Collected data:
>>>>

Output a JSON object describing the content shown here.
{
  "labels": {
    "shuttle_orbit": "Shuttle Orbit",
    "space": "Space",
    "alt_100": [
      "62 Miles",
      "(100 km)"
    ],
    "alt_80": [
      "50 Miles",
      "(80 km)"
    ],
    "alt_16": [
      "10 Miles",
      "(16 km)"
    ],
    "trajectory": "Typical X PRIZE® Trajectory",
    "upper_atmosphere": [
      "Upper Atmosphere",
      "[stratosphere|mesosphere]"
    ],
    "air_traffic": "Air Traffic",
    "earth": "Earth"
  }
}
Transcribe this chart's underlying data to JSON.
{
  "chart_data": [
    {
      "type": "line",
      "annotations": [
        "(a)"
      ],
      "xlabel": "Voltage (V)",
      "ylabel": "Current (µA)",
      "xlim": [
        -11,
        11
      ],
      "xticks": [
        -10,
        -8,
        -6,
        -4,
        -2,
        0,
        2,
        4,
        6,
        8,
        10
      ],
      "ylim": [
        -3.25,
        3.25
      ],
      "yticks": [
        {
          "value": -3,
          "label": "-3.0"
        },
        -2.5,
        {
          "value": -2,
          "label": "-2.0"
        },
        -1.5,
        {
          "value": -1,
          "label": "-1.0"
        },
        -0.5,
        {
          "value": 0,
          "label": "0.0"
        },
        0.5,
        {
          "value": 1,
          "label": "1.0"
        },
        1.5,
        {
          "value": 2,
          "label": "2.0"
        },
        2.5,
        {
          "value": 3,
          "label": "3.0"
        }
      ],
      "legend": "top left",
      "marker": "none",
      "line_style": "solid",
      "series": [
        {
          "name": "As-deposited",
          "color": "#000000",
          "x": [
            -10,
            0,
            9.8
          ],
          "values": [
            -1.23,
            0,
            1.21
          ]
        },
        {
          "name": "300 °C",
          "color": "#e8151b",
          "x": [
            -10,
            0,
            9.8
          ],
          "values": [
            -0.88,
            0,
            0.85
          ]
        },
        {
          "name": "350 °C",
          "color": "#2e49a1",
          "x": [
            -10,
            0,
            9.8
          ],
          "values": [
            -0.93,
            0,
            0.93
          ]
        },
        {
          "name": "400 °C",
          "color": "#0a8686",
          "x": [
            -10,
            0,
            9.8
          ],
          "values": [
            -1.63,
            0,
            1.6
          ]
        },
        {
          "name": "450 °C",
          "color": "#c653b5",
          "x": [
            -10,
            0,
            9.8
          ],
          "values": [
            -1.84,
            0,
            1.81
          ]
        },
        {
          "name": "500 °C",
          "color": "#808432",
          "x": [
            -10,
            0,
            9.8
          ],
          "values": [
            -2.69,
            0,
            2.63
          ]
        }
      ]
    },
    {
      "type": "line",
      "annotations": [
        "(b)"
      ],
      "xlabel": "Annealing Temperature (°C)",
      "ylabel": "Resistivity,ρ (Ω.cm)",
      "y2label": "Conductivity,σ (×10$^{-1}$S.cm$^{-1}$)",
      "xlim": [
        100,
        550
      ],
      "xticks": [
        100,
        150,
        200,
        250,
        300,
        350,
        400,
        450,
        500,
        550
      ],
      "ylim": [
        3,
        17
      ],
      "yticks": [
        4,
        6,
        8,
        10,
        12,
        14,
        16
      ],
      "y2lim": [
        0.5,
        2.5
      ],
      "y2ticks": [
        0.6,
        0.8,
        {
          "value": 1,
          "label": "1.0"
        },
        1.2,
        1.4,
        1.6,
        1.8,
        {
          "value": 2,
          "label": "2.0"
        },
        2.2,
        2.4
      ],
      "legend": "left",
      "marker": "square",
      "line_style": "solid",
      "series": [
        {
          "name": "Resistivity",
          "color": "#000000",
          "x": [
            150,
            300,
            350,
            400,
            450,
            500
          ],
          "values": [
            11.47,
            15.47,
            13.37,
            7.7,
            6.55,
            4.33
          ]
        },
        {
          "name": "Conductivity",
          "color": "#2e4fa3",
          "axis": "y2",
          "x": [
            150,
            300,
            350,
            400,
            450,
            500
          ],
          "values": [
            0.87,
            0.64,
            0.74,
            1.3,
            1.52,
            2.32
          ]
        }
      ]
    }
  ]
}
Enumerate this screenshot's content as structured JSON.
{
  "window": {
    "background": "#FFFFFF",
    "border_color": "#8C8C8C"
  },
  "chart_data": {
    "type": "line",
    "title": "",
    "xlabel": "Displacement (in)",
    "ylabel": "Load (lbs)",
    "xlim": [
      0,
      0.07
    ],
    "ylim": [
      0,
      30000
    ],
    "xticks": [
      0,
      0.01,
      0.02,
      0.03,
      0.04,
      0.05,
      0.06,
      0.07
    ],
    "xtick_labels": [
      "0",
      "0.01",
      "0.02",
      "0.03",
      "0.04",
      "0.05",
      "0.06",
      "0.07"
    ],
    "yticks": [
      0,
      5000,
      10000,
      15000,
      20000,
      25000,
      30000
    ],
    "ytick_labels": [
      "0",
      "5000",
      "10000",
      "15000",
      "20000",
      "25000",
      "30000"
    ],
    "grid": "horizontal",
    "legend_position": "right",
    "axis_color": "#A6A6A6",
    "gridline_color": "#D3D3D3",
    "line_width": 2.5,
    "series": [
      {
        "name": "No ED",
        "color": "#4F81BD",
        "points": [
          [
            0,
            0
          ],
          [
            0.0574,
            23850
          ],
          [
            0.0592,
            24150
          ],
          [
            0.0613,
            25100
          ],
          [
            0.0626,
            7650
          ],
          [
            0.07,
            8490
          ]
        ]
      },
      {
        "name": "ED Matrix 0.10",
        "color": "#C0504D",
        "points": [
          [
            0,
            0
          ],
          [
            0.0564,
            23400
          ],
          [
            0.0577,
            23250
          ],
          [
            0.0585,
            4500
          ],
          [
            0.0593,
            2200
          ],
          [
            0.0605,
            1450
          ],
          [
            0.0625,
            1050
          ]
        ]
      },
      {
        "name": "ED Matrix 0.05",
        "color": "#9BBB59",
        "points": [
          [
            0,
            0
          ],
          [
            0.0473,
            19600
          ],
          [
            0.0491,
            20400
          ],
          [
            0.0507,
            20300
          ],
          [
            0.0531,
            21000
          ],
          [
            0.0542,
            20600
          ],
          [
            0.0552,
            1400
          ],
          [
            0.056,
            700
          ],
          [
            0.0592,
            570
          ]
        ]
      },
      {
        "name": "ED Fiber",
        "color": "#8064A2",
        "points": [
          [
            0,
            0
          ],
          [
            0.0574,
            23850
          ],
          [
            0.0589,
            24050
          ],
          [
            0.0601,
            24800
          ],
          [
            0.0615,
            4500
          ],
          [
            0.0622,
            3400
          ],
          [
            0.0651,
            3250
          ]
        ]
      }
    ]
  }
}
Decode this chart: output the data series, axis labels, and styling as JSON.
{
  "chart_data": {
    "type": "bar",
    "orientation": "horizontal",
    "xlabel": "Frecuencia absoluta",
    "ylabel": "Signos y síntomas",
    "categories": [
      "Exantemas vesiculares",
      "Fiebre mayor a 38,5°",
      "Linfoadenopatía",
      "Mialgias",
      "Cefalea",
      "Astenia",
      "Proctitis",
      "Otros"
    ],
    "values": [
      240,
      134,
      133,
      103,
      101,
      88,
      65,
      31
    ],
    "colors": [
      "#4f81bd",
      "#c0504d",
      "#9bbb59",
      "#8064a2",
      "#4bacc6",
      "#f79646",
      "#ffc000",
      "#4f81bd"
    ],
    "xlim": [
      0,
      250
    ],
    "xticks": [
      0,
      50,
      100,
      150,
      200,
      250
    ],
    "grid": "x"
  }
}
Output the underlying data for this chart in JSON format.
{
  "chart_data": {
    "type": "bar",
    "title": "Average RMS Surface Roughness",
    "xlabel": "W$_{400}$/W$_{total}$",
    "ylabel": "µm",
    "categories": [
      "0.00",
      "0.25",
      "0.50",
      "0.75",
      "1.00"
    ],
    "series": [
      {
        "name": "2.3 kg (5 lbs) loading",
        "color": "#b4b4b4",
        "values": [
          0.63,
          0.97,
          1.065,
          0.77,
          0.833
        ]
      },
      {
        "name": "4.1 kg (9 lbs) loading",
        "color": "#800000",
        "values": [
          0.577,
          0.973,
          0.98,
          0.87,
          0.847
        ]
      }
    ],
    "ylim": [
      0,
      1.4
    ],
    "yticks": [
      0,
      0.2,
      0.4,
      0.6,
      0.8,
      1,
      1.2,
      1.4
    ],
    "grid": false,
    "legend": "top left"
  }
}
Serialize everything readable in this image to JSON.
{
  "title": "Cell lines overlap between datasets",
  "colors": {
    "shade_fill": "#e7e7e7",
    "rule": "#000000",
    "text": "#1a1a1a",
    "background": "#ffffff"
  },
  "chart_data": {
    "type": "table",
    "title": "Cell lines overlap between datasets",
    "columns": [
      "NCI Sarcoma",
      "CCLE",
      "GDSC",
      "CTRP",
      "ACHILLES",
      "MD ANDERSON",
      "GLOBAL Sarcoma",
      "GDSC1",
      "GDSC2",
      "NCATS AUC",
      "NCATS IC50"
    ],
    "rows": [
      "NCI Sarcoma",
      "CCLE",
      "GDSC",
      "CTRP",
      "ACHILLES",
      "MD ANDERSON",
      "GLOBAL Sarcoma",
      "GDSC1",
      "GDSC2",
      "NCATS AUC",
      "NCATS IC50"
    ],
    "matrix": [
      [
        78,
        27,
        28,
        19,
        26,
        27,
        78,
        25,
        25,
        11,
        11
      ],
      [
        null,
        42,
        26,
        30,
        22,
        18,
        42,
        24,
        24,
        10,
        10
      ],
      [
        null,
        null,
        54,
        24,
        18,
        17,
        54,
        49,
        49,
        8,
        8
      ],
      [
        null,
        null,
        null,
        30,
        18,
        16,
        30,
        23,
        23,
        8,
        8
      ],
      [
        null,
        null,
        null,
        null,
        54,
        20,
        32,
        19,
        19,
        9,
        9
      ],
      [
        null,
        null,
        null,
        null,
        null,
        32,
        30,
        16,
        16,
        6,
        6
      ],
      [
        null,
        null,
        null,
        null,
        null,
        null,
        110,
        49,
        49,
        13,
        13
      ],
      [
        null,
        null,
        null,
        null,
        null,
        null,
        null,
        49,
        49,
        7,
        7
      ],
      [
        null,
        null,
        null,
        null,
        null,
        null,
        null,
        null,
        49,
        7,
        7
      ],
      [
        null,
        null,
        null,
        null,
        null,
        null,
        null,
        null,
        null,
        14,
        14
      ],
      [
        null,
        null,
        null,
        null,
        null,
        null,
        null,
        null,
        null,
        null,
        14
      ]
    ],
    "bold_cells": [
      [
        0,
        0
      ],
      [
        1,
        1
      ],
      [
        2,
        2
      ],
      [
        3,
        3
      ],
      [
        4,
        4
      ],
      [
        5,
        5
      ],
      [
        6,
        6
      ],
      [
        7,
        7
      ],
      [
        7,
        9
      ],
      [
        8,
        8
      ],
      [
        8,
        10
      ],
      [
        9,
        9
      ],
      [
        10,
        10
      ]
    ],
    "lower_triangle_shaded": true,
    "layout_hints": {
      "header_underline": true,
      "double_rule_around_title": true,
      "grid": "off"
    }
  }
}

<<<<

What to do: Copy every line in the entries above that has the string "left" in it.

Solution to this exercise:
      "legend": "top left",
      "legend": "left",
    "legend": "top left"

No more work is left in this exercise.